[Extracted data entries]
------------------------

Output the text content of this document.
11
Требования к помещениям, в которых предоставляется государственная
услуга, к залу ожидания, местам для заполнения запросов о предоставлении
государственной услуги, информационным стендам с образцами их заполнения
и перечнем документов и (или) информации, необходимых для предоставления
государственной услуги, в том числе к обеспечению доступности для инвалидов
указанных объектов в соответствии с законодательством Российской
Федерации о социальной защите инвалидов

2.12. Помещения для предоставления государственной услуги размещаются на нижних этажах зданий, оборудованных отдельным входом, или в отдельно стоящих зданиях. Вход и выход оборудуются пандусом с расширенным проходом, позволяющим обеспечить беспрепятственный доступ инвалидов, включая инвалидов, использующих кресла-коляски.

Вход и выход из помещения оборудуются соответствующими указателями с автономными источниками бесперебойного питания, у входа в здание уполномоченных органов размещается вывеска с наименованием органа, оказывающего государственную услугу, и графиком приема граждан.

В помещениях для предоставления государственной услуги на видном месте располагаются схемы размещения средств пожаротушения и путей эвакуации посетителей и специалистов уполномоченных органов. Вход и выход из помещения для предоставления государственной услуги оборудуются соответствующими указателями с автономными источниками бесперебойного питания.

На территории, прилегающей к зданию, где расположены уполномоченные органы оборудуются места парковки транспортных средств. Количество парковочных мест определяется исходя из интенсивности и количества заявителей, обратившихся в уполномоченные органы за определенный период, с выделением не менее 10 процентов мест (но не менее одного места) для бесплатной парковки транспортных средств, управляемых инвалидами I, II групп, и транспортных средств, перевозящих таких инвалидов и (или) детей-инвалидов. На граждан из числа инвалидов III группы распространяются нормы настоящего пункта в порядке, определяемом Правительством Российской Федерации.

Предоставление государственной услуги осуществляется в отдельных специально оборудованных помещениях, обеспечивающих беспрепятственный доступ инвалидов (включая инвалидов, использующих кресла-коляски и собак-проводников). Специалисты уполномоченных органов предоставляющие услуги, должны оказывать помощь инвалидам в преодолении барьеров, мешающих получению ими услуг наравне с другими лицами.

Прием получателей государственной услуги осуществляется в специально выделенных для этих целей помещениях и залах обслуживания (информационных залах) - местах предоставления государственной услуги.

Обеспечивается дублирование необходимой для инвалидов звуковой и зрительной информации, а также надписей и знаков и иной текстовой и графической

------------------------

▶ _Instructions to follow_
Your task is to repeat each line of the material exactly.

▶ _Exercise answer_
Output the text content of this document.
11
Требования к помещениям, в которых предоставляется государственная
услуга, к залу ожидания, местам для заполнения запросов о предоставлении
государственной услуги, информационным стендам с образцами их заполнения
и перечнем документов и (или) информации, необходимых для предоставления
государственной услуги, в том числе к обеспечению доступности для инвалидов
указанных объектов в соответствии с законодательством Российской
Федерации о социальной защите инвалидов

2.12. Помещения для предоставления государственной услуги размещаются на нижних этажах зданий, оборудованных отдельным входом, или в отдельно стоящих зданиях. Вход и выход оборудуются пандусом с расширенным проходом, позволяющим обеспечить беспрепятственный доступ инвалидов, включая инвалидов, использующих кресла-коляски.

Вход и выход из помещения оборудуются соответствующими указателями с автономными источниками бесперебойного питания, у входа в здание уполномоченных органов размещается вывеска с наименованием органа, оказывающего государственную услугу, и графиком приема граждан.

В помещениях для предоставления государственной услуги на видном месте располагаются схемы размещения средств пожаротушения и путей эвакуации посетителей и специалистов уполномоченных органов. Вход и выход из помещения для предоставления государственной услуги оборудуются соответствующими указателями с автономными источниками бесперебойного питания.

На территории, прилегающей к зданию, где расположены уполномоченные органы оборудуются места парковки транспортных средств. Количество парковочных мест определяется исходя из интенсивности и количества заявителей, обратившихся в уполномоченные органы за определенный период, с выделением не менее 10 процентов мест (но не менее одного места) для бесплатной парковки транспортных средств, управляемых инвалидами I, II групп, и транспортных средств, перевозящих таких инвалидов и (или) детей-инвалидов. На граждан из числа инвалидов III группы распространяются нормы настоящего пункта в порядке, определяемом Правительством Российской Федерации.

Предоставление государственной услуги осуществляется в отдельных специально оборудованных помещениях, обеспечивающих беспрепятственный доступ инвалидов (включая инвалидов, использующих кресла-коляски и собак-проводников). Специалисты уполномоченных органов предоставляющие услуги, должны оказывать помощь инвалидам в преодолении барьеров, мешающих получению ими услуг наравне с другими лицами.

Прием получателей государственной услуги осуществляется в специально выделенных для этих целей помещениях и залах обслуживания (информационных залах) - местах предоставления государственной услуги.

Обеспечивается дублирование необходимой для инвалидов звуковой и зрительной информации, а также надписей и знаков и иной текстовой и графической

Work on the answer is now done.